* [The request] Omit the pictures, then write out every entry exactly as it reads.

* [Figure content listings]

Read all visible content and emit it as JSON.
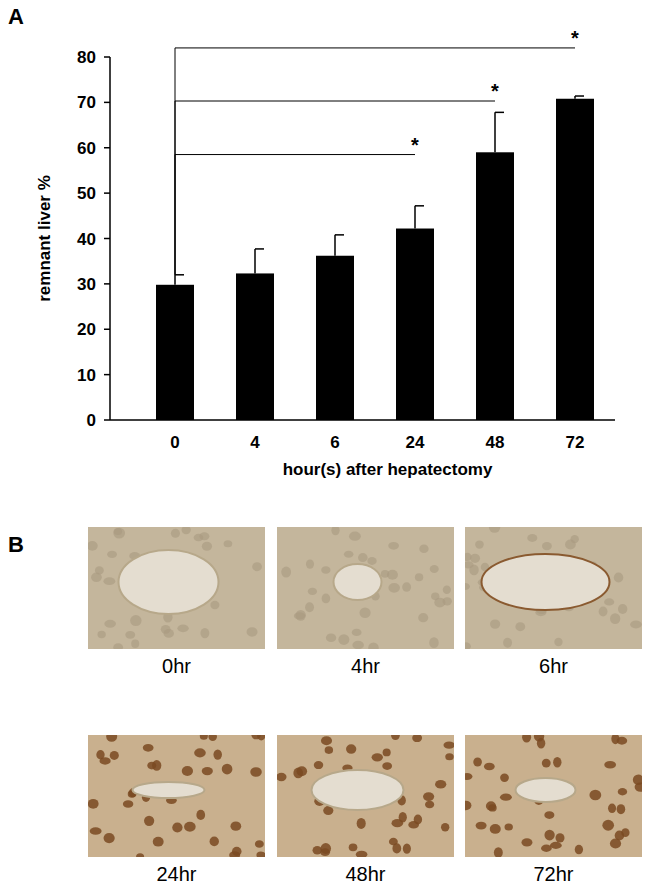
{
  "chart_data": {
    "type": "bar",
    "x_label": "hour(s) after hepatectomy",
    "y_label": "remnant liver %",
    "categories": [
      "0",
      "4",
      "6",
      "24",
      "48",
      "72"
    ],
    "values": [
      29.8,
      32.3,
      36.2,
      42.2,
      59.0,
      70.8
    ],
    "errors": [
      2.2,
      5.4,
      4.6,
      5.0,
      8.8,
      0.6
    ],
    "color": "#000000",
    "ylim": [
      0,
      80
    ],
    "yticks": [
      0,
      10,
      20,
      30,
      40,
      50,
      60,
      70,
      80
    ],
    "grid": false,
    "brackets": [
      {
        "from": 0,
        "to": 3,
        "y": 58.5,
        "label": "*"
      },
      {
        "from": 0,
        "to": 4,
        "y": 70.3,
        "label": "*"
      },
      {
        "from": 0,
        "to": 5,
        "y": 82.0,
        "label": "*"
      }
    ]
  },
  "panel_labels": [
    "A",
    "B"
  ],
  "micrograph_labels": [
    "0hr",
    "4hr",
    "6hr",
    "24hr",
    "48hr",
    "72hr"
  ]
}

* [Reply]
Read all visible content and emit it as JSON.
{
  "chart_data": {
    "type": "bar",
    "x_label": "hour(s) after hepatectomy",
    "y_label": "remnant liver %",
    "categories": [
      "0",
      "4",
      "6",
      "24",
      "48",
      "72"
    ],
    "values": [
      29.8,
      32.3,
      36.2,
      42.2,
      59.0,
      70.8
    ],
    "errors": [
      2.2,
      5.4,
      4.6,
      5.0,
      8.8,
      0.6
    ],
    "color": "#000000",
    "ylim": [
      0,
      80
    ],
    "yticks": [
      0,
      10,
      20,
      30,
      40,
      50,
      60,
      70,
      80
    ],
    "grid": false,
    "brackets": [
      {
        "from": 0,
        "to": 3,
        "y": 58.5,
        "label": "*"
      },
      {
        "from": 0,
        "to": 4,
        "y": 70.3,
        "label": "*"
      },
      {
        "from": 0,
        "to": 5,
        "y": 82.0,
        "label": "*"
      }
    ]
  },
  "panel_labels": [
    "A",
    "B"
  ],
  "micrograph_labels": [
    "0hr",
    "4hr",
    "6hr",
    "24hr",
    "48hr",
    "72hr"
  ]
}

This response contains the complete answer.